§ **Given information**
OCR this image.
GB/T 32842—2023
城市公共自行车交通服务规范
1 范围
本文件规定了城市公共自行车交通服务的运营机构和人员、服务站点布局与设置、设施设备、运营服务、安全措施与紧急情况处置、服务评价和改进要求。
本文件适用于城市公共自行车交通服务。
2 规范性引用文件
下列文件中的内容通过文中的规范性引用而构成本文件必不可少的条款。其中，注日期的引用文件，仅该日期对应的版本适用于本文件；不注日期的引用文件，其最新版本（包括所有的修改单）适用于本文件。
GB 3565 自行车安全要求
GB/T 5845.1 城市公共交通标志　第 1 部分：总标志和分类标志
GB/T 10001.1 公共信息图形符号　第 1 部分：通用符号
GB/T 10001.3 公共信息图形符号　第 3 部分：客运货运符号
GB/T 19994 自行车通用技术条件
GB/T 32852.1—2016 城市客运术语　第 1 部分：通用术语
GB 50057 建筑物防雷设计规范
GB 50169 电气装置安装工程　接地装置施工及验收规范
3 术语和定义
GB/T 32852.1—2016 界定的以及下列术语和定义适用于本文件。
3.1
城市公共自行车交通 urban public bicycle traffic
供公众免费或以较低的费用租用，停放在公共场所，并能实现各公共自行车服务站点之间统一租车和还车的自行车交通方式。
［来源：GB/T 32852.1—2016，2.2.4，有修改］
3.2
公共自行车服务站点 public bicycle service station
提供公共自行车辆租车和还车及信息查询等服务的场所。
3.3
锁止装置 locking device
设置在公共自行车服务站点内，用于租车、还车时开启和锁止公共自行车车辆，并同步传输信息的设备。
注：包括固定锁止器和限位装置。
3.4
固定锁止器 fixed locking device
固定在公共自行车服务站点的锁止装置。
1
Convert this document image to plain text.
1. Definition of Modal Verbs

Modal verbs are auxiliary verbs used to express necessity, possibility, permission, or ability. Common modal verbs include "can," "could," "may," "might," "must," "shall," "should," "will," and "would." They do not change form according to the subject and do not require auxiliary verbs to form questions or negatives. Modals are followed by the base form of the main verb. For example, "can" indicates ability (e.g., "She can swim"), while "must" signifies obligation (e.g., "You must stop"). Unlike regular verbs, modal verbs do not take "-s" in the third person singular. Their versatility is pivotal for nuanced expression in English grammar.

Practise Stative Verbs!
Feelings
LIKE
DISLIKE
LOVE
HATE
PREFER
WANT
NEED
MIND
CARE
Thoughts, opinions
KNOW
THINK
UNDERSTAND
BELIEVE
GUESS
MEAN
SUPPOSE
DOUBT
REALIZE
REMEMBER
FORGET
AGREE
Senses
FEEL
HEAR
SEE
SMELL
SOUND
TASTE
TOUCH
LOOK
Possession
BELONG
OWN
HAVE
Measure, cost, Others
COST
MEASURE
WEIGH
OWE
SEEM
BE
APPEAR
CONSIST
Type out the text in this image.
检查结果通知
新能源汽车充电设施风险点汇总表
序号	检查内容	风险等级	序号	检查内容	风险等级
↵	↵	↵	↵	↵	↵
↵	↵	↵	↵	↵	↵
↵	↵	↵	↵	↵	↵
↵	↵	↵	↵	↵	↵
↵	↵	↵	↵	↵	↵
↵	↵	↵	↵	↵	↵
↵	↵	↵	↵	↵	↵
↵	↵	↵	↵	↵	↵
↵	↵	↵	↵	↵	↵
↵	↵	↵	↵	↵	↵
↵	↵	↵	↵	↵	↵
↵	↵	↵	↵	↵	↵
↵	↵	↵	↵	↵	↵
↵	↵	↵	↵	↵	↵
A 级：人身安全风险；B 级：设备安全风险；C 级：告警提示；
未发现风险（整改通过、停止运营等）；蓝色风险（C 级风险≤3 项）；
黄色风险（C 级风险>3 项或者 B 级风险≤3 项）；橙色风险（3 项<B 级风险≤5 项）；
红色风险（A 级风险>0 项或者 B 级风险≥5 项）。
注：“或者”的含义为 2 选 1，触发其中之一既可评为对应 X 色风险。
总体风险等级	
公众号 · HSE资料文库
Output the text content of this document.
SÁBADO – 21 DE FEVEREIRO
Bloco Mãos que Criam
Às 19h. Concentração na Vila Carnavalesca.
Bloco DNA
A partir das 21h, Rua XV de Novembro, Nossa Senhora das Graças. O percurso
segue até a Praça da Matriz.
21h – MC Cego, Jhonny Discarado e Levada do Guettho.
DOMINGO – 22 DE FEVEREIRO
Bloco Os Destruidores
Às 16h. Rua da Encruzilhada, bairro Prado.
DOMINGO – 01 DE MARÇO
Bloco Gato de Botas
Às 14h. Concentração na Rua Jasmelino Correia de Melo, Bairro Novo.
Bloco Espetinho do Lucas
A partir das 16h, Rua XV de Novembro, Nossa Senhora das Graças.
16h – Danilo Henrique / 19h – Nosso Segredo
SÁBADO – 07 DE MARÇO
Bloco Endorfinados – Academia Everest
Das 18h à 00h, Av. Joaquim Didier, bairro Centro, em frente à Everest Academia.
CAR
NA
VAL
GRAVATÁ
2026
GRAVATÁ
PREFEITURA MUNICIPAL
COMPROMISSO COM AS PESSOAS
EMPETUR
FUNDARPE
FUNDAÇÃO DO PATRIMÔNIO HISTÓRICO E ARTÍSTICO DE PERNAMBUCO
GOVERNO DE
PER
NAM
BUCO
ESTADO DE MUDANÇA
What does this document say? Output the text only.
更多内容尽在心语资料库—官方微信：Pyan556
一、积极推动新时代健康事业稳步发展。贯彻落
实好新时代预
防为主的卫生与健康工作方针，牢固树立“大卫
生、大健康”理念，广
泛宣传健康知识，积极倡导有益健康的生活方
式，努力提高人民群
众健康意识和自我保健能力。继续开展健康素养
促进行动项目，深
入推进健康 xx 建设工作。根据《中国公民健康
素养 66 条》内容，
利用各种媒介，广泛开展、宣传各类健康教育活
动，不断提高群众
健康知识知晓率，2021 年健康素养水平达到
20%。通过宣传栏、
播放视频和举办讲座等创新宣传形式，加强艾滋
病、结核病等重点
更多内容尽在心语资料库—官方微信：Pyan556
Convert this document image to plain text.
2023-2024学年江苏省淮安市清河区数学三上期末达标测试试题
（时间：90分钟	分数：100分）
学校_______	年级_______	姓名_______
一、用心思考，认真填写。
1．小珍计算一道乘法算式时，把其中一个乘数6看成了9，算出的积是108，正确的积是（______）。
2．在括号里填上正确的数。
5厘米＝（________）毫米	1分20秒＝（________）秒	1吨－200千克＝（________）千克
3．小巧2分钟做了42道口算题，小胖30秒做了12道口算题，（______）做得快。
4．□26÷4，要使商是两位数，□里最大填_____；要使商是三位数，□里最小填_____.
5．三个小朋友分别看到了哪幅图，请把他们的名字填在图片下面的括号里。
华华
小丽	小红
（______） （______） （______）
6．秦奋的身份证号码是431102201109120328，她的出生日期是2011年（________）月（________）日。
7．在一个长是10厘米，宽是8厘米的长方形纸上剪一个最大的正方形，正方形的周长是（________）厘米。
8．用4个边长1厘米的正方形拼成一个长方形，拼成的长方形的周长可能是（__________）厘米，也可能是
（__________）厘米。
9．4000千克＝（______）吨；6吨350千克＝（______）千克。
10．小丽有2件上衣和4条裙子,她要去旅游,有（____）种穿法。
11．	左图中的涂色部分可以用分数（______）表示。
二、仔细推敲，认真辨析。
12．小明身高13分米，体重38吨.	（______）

§ **The problem**
Type out the material again exactly as presented.

§ **Solution to this exercise**
OCR this image.
GB/T 32842—2023
城市公共自行车交通服务规范
1 范围
本文件规定了城市公共自行车交通服务的运营机构和人员、服务站点布局与设置、设施设备、运营服务、安全措施与紧急情况处置、服务评价和改进要求。
本文件适用于城市公共自行车交通服务。
2 规范性引用文件
下列文件中的内容通过文中的规范性引用而构成本文件必不可少的条款。其中，注日期的引用文件，仅该日期对应的版本适用于本文件；不注日期的引用文件，其最新版本（包括所有的修改单）适用于本文件。
GB 3565 自行车安全要求
GB/T 5845.1 城市公共交通标志　第 1 部分：总标志和分类标志
GB/T 10001.1 公共信息图形符号　第 1 部分：通用符号
GB/T 10001.3 公共信息图形符号　第 3 部分：客运货运符号
GB/T 19994 自行车通用技术条件
GB/T 32852.1—2016 城市客运术语　第 1 部分：通用术语
GB 50057 建筑物防雷设计规范
GB 50169 电气装置安装工程　接地装置施工及验收规范
3 术语和定义
GB/T 32852.1—2016 界定的以及下列术语和定义适用于本文件。
3.1
城市公共自行车交通 urban public bicycle traffic
供公众免费或以较低的费用租用，停放在公共场所，并能实现各公共自行车服务站点之间统一租车和还车的自行车交通方式。
［来源：GB/T 32852.1—2016，2.2.4，有修改］
3.2
公共自行车服务站点 public bicycle service station
提供公共自行车辆租车和还车及信息查询等服务的场所。
3.3
锁止装置 locking device
设置在公共自行车服务站点内，用于租车、还车时开启和锁止公共自行车车辆，并同步传输信息的设备。
注：包括固定锁止器和限位装置。
3.4
固定锁止器 fixed locking device
固定在公共自行车服务站点的锁止装置。
1
Convert this document image to plain text.
1. Definition of Modal Verbs

Modal verbs are auxiliary verbs used to express necessity, possibility, permission, or ability. Common modal verbs include "can," "could," "may," "might," "must," "shall," "should," "will," and "would." They do not change form according to the subject and do not require auxiliary verbs to form questions or negatives. Modals are followed by the base form of the main verb. For example, "can" indicates ability (e.g., "She can swim"), while "must" signifies obligation (e.g., "You must stop"). Unlike regular verbs, modal verbs do not take "-s" in the third person singular. Their versatility is pivotal for nuanced expression in English grammar.

Practise Stative Verbs!
Feelings
LIKE
DISLIKE
LOVE
HATE
PREFER
WANT
NEED
MIND
CARE
Thoughts, opinions
KNOW
THINK
UNDERSTAND
BELIEVE
GUESS
MEAN
SUPPOSE
DOUBT
REALIZE
REMEMBER
FORGET
AGREE
Senses
FEEL
HEAR
SEE
SMELL
SOUND
TASTE
TOUCH
LOOK
Possession
BELONG
OWN
HAVE
Measure, cost, Others
COST
MEASURE
WEIGH
OWE
SEEM
BE
APPEAR
CONSIST
Type out the text in this image.
检查结果通知
新能源汽车充电设施风险点汇总表
序号	检查内容	风险等级	序号	检查内容	风险等级
↵	↵	↵	↵	↵	↵
↵	↵	↵	↵	↵	↵
↵	↵	↵	↵	↵	↵
↵	↵	↵	↵	↵	↵
↵	↵	↵	↵	↵	↵
↵	↵	↵	↵	↵	↵
↵	↵	↵	↵	↵	↵
↵	↵	↵	↵	↵	↵
↵	↵	↵	↵	↵	↵
↵	↵	↵	↵	↵	↵
↵	↵	↵	↵	↵	↵
↵	↵	↵	↵	↵	↵
↵	↵	↵	↵	↵	↵
↵	↵	↵	↵	↵	↵
A 级：人身安全风险；B 级：设备安全风险；C 级：告警提示；
未发现风险（整改通过、停止运营等）；蓝色风险（C 级风险≤3 项）；
黄色风险（C 级风险>3 项或者 B 级风险≤3 项）；橙色风险（3 项<B 级风险≤5 项）；
红色风险（A 级风险>0 项或者 B 级风险≥5 项）。
注：“或者”的含义为 2 选 1，触发其中之一既可评为对应 X 色风险。
总体风险等级	
公众号 · HSE资料文库
Output the text content of this document.
SÁBADO – 21 DE FEVEREIRO
Bloco Mãos que Criam
Às 19h. Concentração na Vila Carnavalesca.
Bloco DNA
A partir das 21h, Rua XV de Novembro, Nossa Senhora das Graças. O percurso
segue até a Praça da Matriz.
21h – MC Cego, Jhonny Discarado e Levada do Guettho.
DOMINGO – 22 DE FEVEREIRO
Bloco Os Destruidores
Às 16h. Rua da Encruzilhada, bairro Prado.
DOMINGO – 01 DE MARÇO
Bloco Gato de Botas
Às 14h. Concentração na Rua Jasmelino Correia de Melo, Bairro Novo.
Bloco Espetinho do Lucas
A partir das 16h, Rua XV de Novembro, Nossa Senhora das Graças.
16h – Danilo Henrique / 19h – Nosso Segredo
SÁBADO – 07 DE MARÇO
Bloco Endorfinados – Academia Everest
Das 18h à 00h, Av. Joaquim Didier, bairro Centro, em frente à Everest Academia.
CAR
NA
VAL
GRAVATÁ
2026
GRAVATÁ
PREFEITURA MUNICIPAL
COMPROMISSO COM AS PESSOAS
EMPETUR
FUNDARPE
FUNDAÇÃO DO PATRIMÔNIO HISTÓRICO E ARTÍSTICO DE PERNAMBUCO
GOVERNO DE
PER
NAM
BUCO
ESTADO DE MUDANÇA
What does this document say? Output the text only.
更多内容尽在心语资料库—官方微信：Pyan556
一、积极推动新时代健康事业稳步发展。贯彻落
实好新时代预
防为主的卫生与健康工作方针，牢固树立“大卫
生、大健康”理念，广
泛宣传健康知识，积极倡导有益健康的生活方
式，努力提高人民群
众健康意识和自我保健能力。继续开展健康素养
促进行动项目，深
入推进健康 xx 建设工作。根据《中国公民健康
素养 66 条》内容，
利用各种媒介，广泛开展、宣传各类健康教育活
动，不断提高群众
健康知识知晓率，2021 年健康素养水平达到
20%。通过宣传栏、
播放视频和举办讲座等创新宣传形式，加强艾滋
病、结核病等重点
更多内容尽在心语资料库—官方微信：Pyan556
Convert this document image to plain text.
2023-2024学年江苏省淮安市清河区数学三上期末达标测试试题
（时间：90分钟	分数：100分）
学校_______	年级_______	姓名_______
一、用心思考，认真填写。
1．小珍计算一道乘法算式时，把其中一个乘数6看成了9，算出的积是108，正确的积是（______）。
2．在括号里填上正确的数。
5厘米＝（________）毫米	1分20秒＝（________）秒	1吨－200千克＝（________）千克
3．小巧2分钟做了42道口算题，小胖30秒做了12道口算题，（______）做得快。
4．□26÷4，要使商是两位数，□里最大填_____；要使商是三位数，□里最小填_____.
5．三个小朋友分别看到了哪幅图，请把他们的名字填在图片下面的括号里。
华华
小丽	小红
（______） （______） （______）
6．秦奋的身份证号码是431102201109120328，她的出生日期是2011年（________）月（________）日。
7．在一个长是10厘米，宽是8厘米的长方形纸上剪一个最大的正方形，正方形的周长是（________）厘米。
8．用4个边长1厘米的正方形拼成一个长方形，拼成的长方形的周长可能是（__________）厘米，也可能是
（__________）厘米。
9．4000千克＝（______）吨；6吨350千克＝（______）千克。
10．小丽有2件上衣和4条裙子,她要去旅游,有（____）种穿法。
11．	左图中的涂色部分可以用分数（______）表示。
二、仔细推敲，认真辨析。
12．小明身高13分米，体重38吨.	（______）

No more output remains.